Required action - In the article on "porn for women," what share of online porn watchers is female according to Nielsen/NetRatings?

Text passage -
□ □ □ □

Why do we care so much about "porn for women"?

The media keeps asking what makes for female-friendly smut. Too bad there isn't an answer

Published March 22, 2011 9:01PM (EDT)

The cover of the <a href="http://www.amazon.com/Porn-Women-2009-Wall-Calendar/dp/081186233X">"Porn for Women" calendar</a>
The cover of the "Porn for Women" calendar

The Guardian is breaking news today about how -- get this -- women are making porn for other women. I kid, I kid -- there is nothing new about this phenomenon. I was writing about feminist, female-directed porn back in college for my school newspaper. In the seven or so years since then, far more female directors and feminist production companies have premiered on the scene, but we're still asking the same fundamental question: What is "porn for women," exactly? I'm interested in a different question, though: Why is this a perennial subject of debate?

More often than not, "porn for women" is the punch line of a joke. You know, as the cheeky picture book "Porn for Women" imagines it, it's a handsome man doing the dishes or vacuuming. While there's certainly something there -- a male partner doing his fair share of domestic duties is attractive, yes -- it also perpetuates a bigger cultural fantasy of women as erotically passive and non-threatening. The joke of "porn for women" is that porn for women isn't actually porn -- yet the quest for the Holy Grail of female-friendly porn continues, and with great public interest.

Part of why it persists, despite the stereotypes, is because there is a market for it: One out of every three online porn watchers is female, according to Nielsen/NetRatings. Note, though, that figure doesn't consider the frequency of use. Still, there is an audience there, and money to be made. There's much more money to be made off of women who are not yet watching porn, and those who tune in only occasionally because they don't find what's out there all that satisfying. The feverish search for "female Viagra" goes on despite vanishingly small successes, because it's estimated to be a $2 billion market. There is a lot of money to be made off of female desire and, it's important to note, men's desire to better understand it.

□ □ □ □

Extracted records -
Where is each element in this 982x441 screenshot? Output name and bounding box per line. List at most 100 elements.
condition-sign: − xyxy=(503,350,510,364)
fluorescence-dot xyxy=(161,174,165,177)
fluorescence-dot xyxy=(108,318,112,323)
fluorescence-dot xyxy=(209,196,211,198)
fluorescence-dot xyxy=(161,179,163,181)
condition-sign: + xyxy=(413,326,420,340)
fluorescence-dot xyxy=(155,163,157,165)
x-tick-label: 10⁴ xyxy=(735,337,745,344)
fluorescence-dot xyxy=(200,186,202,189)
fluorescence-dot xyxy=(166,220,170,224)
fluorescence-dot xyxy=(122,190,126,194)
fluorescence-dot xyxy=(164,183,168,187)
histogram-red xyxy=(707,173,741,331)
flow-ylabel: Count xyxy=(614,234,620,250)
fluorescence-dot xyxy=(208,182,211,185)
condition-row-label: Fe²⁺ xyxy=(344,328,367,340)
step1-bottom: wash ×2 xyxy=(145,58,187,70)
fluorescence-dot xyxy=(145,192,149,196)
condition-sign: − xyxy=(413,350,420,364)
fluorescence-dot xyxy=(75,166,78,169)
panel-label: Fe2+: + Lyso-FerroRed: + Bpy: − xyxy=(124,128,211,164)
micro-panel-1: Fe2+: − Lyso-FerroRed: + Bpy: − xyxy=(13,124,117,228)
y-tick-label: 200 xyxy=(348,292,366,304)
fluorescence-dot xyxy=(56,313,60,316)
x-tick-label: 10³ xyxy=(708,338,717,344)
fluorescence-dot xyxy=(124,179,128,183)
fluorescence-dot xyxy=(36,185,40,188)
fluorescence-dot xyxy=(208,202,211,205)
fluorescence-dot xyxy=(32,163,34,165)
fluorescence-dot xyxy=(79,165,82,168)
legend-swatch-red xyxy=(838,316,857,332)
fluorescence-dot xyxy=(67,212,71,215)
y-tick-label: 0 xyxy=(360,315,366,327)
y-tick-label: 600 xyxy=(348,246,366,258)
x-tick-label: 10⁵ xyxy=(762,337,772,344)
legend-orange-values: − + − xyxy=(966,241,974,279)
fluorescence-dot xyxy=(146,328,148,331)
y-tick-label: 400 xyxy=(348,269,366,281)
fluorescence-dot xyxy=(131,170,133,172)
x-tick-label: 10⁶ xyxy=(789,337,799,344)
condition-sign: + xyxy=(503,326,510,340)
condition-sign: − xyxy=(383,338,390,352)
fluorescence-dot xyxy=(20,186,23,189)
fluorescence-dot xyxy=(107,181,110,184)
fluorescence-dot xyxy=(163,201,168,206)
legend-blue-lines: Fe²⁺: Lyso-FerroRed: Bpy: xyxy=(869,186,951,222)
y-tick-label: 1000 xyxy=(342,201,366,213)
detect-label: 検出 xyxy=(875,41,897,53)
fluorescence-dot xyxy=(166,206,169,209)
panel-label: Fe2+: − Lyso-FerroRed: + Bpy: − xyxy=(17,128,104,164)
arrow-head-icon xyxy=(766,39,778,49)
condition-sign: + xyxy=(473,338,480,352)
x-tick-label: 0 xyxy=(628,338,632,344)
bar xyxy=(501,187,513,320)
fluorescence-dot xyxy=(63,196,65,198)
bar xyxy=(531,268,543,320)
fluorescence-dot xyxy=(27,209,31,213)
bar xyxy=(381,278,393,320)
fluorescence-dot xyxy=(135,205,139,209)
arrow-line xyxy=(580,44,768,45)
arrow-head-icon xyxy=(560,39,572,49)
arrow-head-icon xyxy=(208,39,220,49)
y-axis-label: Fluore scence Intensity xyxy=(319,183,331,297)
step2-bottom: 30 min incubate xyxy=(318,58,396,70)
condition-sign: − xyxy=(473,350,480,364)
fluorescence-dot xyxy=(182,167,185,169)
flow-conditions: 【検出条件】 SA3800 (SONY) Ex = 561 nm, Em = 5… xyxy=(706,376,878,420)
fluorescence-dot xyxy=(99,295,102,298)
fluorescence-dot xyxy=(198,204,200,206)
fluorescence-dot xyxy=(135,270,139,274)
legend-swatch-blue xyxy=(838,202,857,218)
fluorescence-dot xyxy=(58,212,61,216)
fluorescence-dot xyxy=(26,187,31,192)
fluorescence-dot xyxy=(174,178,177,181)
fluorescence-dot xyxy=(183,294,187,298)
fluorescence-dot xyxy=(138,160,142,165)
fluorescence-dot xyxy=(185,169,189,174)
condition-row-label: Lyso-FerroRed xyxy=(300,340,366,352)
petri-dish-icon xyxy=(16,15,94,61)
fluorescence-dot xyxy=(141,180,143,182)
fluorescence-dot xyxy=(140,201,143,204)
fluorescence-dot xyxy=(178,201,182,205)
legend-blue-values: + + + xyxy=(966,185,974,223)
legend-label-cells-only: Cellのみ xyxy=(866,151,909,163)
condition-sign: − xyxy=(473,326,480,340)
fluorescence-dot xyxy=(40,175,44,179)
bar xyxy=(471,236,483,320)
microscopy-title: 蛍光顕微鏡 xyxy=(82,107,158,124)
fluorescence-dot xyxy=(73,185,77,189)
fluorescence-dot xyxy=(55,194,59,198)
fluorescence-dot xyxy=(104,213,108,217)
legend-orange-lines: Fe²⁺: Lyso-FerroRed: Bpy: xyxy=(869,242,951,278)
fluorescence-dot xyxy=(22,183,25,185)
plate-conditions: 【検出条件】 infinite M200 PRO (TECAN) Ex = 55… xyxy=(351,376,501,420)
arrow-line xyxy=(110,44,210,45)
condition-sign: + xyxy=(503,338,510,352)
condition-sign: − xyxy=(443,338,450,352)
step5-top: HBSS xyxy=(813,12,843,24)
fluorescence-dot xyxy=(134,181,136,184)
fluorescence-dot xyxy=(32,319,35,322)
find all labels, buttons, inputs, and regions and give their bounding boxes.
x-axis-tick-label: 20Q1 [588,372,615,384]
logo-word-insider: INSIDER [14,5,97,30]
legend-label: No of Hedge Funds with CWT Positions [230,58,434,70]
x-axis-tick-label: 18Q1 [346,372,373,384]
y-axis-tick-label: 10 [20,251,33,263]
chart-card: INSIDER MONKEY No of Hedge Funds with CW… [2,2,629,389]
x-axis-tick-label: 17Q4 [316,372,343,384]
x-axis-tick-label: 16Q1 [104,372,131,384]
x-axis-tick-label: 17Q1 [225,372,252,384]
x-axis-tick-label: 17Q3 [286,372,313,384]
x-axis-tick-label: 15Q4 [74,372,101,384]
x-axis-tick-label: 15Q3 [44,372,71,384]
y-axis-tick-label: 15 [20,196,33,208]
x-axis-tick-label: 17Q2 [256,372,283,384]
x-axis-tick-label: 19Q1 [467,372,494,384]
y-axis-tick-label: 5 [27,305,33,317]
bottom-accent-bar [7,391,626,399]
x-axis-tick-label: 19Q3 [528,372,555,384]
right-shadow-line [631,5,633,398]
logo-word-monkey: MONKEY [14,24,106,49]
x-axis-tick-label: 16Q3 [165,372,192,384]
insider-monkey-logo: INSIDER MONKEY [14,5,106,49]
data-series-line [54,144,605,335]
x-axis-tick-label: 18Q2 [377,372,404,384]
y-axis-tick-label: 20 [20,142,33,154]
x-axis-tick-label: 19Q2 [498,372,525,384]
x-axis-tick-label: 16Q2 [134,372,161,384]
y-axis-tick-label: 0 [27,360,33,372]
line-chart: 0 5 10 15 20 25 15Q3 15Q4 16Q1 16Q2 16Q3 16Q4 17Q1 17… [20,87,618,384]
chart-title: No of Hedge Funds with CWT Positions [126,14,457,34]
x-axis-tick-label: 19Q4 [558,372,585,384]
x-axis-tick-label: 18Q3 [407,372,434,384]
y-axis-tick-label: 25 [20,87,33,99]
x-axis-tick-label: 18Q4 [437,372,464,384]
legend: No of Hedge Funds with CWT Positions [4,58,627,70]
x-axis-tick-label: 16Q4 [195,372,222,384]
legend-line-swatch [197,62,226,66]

□ □ □ □

Exercise output - One out of every three online porn watchers is female.